** Start **

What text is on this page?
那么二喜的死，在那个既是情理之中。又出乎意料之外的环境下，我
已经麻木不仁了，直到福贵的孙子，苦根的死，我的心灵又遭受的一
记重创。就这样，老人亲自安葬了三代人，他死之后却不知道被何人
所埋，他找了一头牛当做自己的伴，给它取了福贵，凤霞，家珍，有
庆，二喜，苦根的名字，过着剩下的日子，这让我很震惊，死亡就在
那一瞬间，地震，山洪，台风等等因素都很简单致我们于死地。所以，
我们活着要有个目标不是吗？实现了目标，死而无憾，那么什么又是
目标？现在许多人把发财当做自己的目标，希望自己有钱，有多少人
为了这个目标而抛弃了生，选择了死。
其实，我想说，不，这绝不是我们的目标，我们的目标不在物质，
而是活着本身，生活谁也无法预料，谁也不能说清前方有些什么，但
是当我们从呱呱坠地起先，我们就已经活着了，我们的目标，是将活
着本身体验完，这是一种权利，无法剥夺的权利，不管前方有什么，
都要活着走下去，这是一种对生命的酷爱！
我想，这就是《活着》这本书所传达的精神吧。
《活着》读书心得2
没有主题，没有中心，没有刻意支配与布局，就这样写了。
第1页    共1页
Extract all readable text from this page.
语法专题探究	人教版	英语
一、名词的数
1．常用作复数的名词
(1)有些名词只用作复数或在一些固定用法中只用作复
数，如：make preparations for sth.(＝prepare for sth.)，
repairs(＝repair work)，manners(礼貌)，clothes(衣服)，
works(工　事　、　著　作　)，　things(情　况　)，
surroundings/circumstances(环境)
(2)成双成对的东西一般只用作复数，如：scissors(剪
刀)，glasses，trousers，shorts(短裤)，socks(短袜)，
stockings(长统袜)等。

** End **

**Requirements**
Give only the number of lines in the entries above that hold the string "this".

**Problem solution**
2